• EXERCISE BRIEF: Copy all lines holding the word "name" from the entries.

• SUPPLIED ENTRIES:
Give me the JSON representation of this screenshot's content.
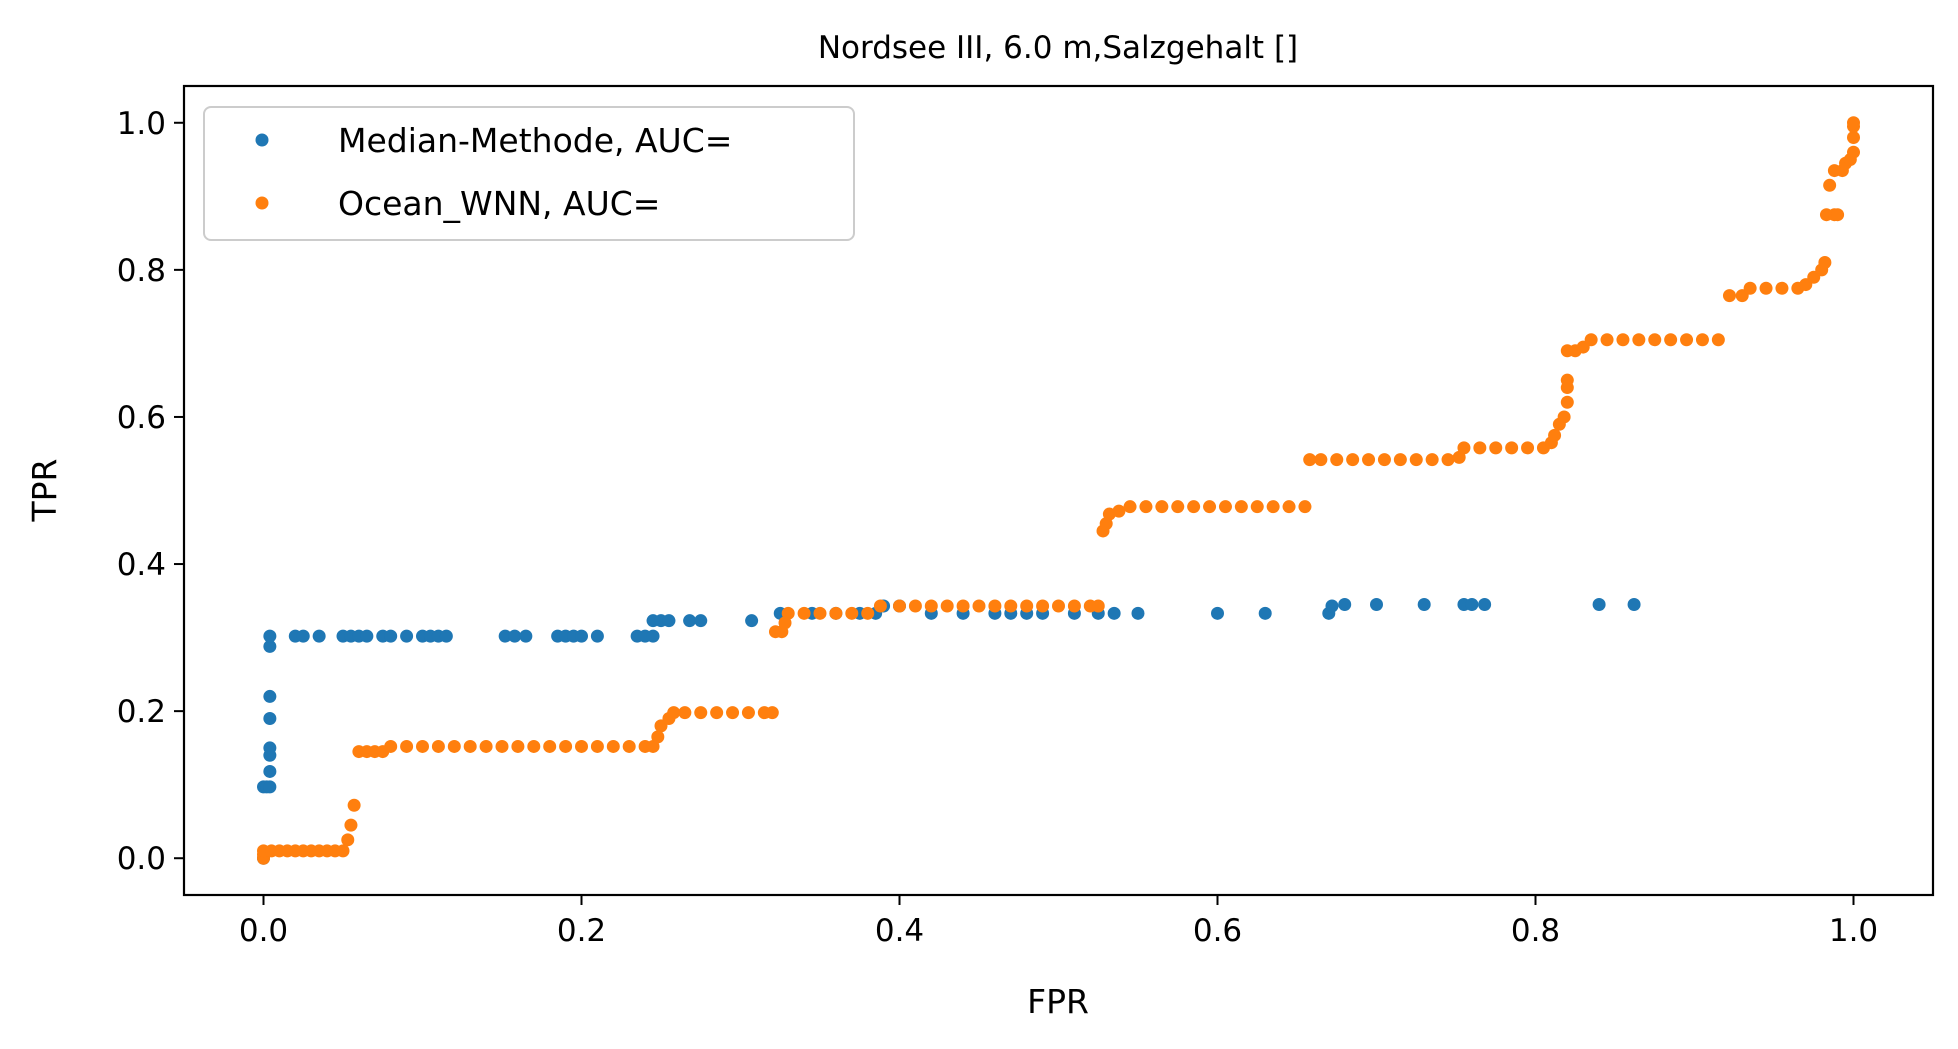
{
  "chart_data": {
    "type": "scatter",
    "title": "Nordsee III, 6.0 m,Salzgehalt []",
    "xlabel": "FPR",
    "ylabel": "TPR",
    "xlim": [
      -0.05,
      1.05
    ],
    "ylim": [
      -0.05,
      1.05
    ],
    "xticks": [
      {
        "value": 0.0,
        "label": "0.0"
      },
      {
        "value": 0.2,
        "label": "0.2"
      },
      {
        "value": 0.4,
        "label": "0.4"
      },
      {
        "value": 0.6,
        "label": "0.6"
      },
      {
        "value": 0.8,
        "label": "0.8"
      },
      {
        "value": 1.0,
        "label": "1.0"
      }
    ],
    "yticks": [
      {
        "value": 0.0,
        "label": "0.0"
      },
      {
        "value": 0.2,
        "label": "0.2"
      },
      {
        "value": 0.4,
        "label": "0.4"
      },
      {
        "value": 0.6,
        "label": "0.6"
      },
      {
        "value": 0.8,
        "label": "0.8"
      },
      {
        "value": 1.0,
        "label": "1.0"
      }
    ],
    "grid": false,
    "legend_position": "top-left",
    "series": [
      {
        "name": "Median-Methode, AUC=",
        "color": "#1f77b4",
        "points": [
          [
            0.0,
            0.0
          ],
          [
            0.0,
            0.097
          ],
          [
            0.002,
            0.097
          ],
          [
            0.004,
            0.097
          ],
          [
            0.004,
            0.118
          ],
          [
            0.004,
            0.14
          ],
          [
            0.004,
            0.15
          ],
          [
            0.004,
            0.19
          ],
          [
            0.004,
            0.22
          ],
          [
            0.004,
            0.288
          ],
          [
            0.004,
            0.302
          ],
          [
            0.02,
            0.302
          ],
          [
            0.025,
            0.302
          ],
          [
            0.035,
            0.302
          ],
          [
            0.05,
            0.302
          ],
          [
            0.055,
            0.302
          ],
          [
            0.06,
            0.302
          ],
          [
            0.065,
            0.302
          ],
          [
            0.075,
            0.302
          ],
          [
            0.08,
            0.302
          ],
          [
            0.09,
            0.302
          ],
          [
            0.1,
            0.302
          ],
          [
            0.105,
            0.302
          ],
          [
            0.11,
            0.302
          ],
          [
            0.115,
            0.302
          ],
          [
            0.152,
            0.302
          ],
          [
            0.158,
            0.302
          ],
          [
            0.165,
            0.302
          ],
          [
            0.185,
            0.302
          ],
          [
            0.19,
            0.302
          ],
          [
            0.195,
            0.302
          ],
          [
            0.2,
            0.302
          ],
          [
            0.21,
            0.302
          ],
          [
            0.235,
            0.302
          ],
          [
            0.24,
            0.302
          ],
          [
            0.245,
            0.302
          ],
          [
            0.245,
            0.323
          ],
          [
            0.25,
            0.323
          ],
          [
            0.255,
            0.323
          ],
          [
            0.268,
            0.323
          ],
          [
            0.275,
            0.323
          ],
          [
            0.307,
            0.323
          ],
          [
            0.325,
            0.333
          ],
          [
            0.345,
            0.333
          ],
          [
            0.36,
            0.333
          ],
          [
            0.375,
            0.333
          ],
          [
            0.385,
            0.333
          ],
          [
            0.39,
            0.343
          ],
          [
            0.4,
            0.343
          ],
          [
            0.42,
            0.333
          ],
          [
            0.44,
            0.333
          ],
          [
            0.46,
            0.333
          ],
          [
            0.47,
            0.333
          ],
          [
            0.48,
            0.333
          ],
          [
            0.49,
            0.333
          ],
          [
            0.51,
            0.333
          ],
          [
            0.525,
            0.333
          ],
          [
            0.535,
            0.333
          ],
          [
            0.55,
            0.333
          ],
          [
            0.6,
            0.333
          ],
          [
            0.63,
            0.333
          ],
          [
            0.67,
            0.333
          ],
          [
            0.672,
            0.343
          ],
          [
            0.68,
            0.345
          ],
          [
            0.7,
            0.345
          ],
          [
            0.73,
            0.345
          ],
          [
            0.755,
            0.345
          ],
          [
            0.76,
            0.345
          ],
          [
            0.768,
            0.345
          ],
          [
            0.84,
            0.345
          ],
          [
            0.862,
            0.345
          ]
        ]
      },
      {
        "name": "Ocean_WNN, AUC=",
        "color": "#ff7f0e",
        "points": [
          [
            0.0,
            0.0
          ],
          [
            0.0,
            0.005
          ],
          [
            0.0,
            0.01
          ],
          [
            0.005,
            0.01
          ],
          [
            0.01,
            0.01
          ],
          [
            0.015,
            0.01
          ],
          [
            0.02,
            0.01
          ],
          [
            0.025,
            0.01
          ],
          [
            0.03,
            0.01
          ],
          [
            0.035,
            0.01
          ],
          [
            0.04,
            0.01
          ],
          [
            0.045,
            0.01
          ],
          [
            0.05,
            0.01
          ],
          [
            0.053,
            0.025
          ],
          [
            0.055,
            0.045
          ],
          [
            0.057,
            0.072
          ],
          [
            0.06,
            0.145
          ],
          [
            0.065,
            0.145
          ],
          [
            0.07,
            0.145
          ],
          [
            0.075,
            0.145
          ],
          [
            0.08,
            0.152
          ],
          [
            0.09,
            0.152
          ],
          [
            0.1,
            0.152
          ],
          [
            0.11,
            0.152
          ],
          [
            0.12,
            0.152
          ],
          [
            0.13,
            0.152
          ],
          [
            0.14,
            0.152
          ],
          [
            0.15,
            0.152
          ],
          [
            0.16,
            0.152
          ],
          [
            0.17,
            0.152
          ],
          [
            0.18,
            0.152
          ],
          [
            0.19,
            0.152
          ],
          [
            0.2,
            0.152
          ],
          [
            0.21,
            0.152
          ],
          [
            0.22,
            0.152
          ],
          [
            0.23,
            0.152
          ],
          [
            0.24,
            0.152
          ],
          [
            0.245,
            0.152
          ],
          [
            0.248,
            0.165
          ],
          [
            0.25,
            0.18
          ],
          [
            0.255,
            0.19
          ],
          [
            0.258,
            0.198
          ],
          [
            0.265,
            0.198
          ],
          [
            0.275,
            0.198
          ],
          [
            0.285,
            0.198
          ],
          [
            0.295,
            0.198
          ],
          [
            0.305,
            0.198
          ],
          [
            0.315,
            0.198
          ],
          [
            0.32,
            0.198
          ],
          [
            0.322,
            0.308
          ],
          [
            0.326,
            0.308
          ],
          [
            0.328,
            0.32
          ],
          [
            0.33,
            0.333
          ],
          [
            0.34,
            0.333
          ],
          [
            0.35,
            0.333
          ],
          [
            0.36,
            0.333
          ],
          [
            0.37,
            0.333
          ],
          [
            0.38,
            0.333
          ],
          [
            0.388,
            0.343
          ],
          [
            0.4,
            0.343
          ],
          [
            0.41,
            0.343
          ],
          [
            0.42,
            0.343
          ],
          [
            0.43,
            0.343
          ],
          [
            0.44,
            0.343
          ],
          [
            0.45,
            0.343
          ],
          [
            0.46,
            0.343
          ],
          [
            0.47,
            0.343
          ],
          [
            0.48,
            0.343
          ],
          [
            0.49,
            0.343
          ],
          [
            0.5,
            0.343
          ],
          [
            0.51,
            0.343
          ],
          [
            0.52,
            0.343
          ],
          [
            0.525,
            0.343
          ],
          [
            0.528,
            0.445
          ],
          [
            0.53,
            0.455
          ],
          [
            0.532,
            0.468
          ],
          [
            0.538,
            0.472
          ],
          [
            0.545,
            0.478
          ],
          [
            0.555,
            0.478
          ],
          [
            0.565,
            0.478
          ],
          [
            0.575,
            0.478
          ],
          [
            0.585,
            0.478
          ],
          [
            0.595,
            0.478
          ],
          [
            0.605,
            0.478
          ],
          [
            0.615,
            0.478
          ],
          [
            0.625,
            0.478
          ],
          [
            0.635,
            0.478
          ],
          [
            0.645,
            0.478
          ],
          [
            0.655,
            0.478
          ],
          [
            0.658,
            0.542
          ],
          [
            0.665,
            0.542
          ],
          [
            0.675,
            0.542
          ],
          [
            0.685,
            0.542
          ],
          [
            0.695,
            0.542
          ],
          [
            0.705,
            0.542
          ],
          [
            0.715,
            0.542
          ],
          [
            0.725,
            0.542
          ],
          [
            0.735,
            0.542
          ],
          [
            0.745,
            0.542
          ],
          [
            0.752,
            0.545
          ],
          [
            0.755,
            0.558
          ],
          [
            0.765,
            0.558
          ],
          [
            0.775,
            0.558
          ],
          [
            0.785,
            0.558
          ],
          [
            0.795,
            0.558
          ],
          [
            0.805,
            0.558
          ],
          [
            0.81,
            0.565
          ],
          [
            0.812,
            0.575
          ],
          [
            0.815,
            0.59
          ],
          [
            0.818,
            0.6
          ],
          [
            0.82,
            0.62
          ],
          [
            0.82,
            0.64
          ],
          [
            0.82,
            0.65
          ],
          [
            0.82,
            0.69
          ],
          [
            0.825,
            0.69
          ],
          [
            0.83,
            0.695
          ],
          [
            0.835,
            0.705
          ],
          [
            0.845,
            0.705
          ],
          [
            0.855,
            0.705
          ],
          [
            0.865,
            0.705
          ],
          [
            0.875,
            0.705
          ],
          [
            0.885,
            0.705
          ],
          [
            0.895,
            0.705
          ],
          [
            0.905,
            0.705
          ],
          [
            0.915,
            0.705
          ],
          [
            0.922,
            0.765
          ],
          [
            0.93,
            0.765
          ],
          [
            0.935,
            0.775
          ],
          [
            0.945,
            0.775
          ],
          [
            0.955,
            0.775
          ],
          [
            0.965,
            0.775
          ],
          [
            0.97,
            0.78
          ],
          [
            0.975,
            0.79
          ],
          [
            0.98,
            0.8
          ],
          [
            0.982,
            0.81
          ],
          [
            0.983,
            0.875
          ],
          [
            0.988,
            0.875
          ],
          [
            0.99,
            0.875
          ],
          [
            0.985,
            0.915
          ],
          [
            0.988,
            0.935
          ],
          [
            0.993,
            0.935
          ],
          [
            0.995,
            0.945
          ],
          [
            0.998,
            0.95
          ],
          [
            1.0,
            0.96
          ],
          [
            1.0,
            0.98
          ],
          [
            1.0,
            0.995
          ],
          [
            1.0,
            1.0
          ]
        ]
      }
    ]
  }
}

• EXERCISE OUTPUT:
        "name": "Median-Methode, AUC=",
        "name": "Ocean_WNN, AUC=",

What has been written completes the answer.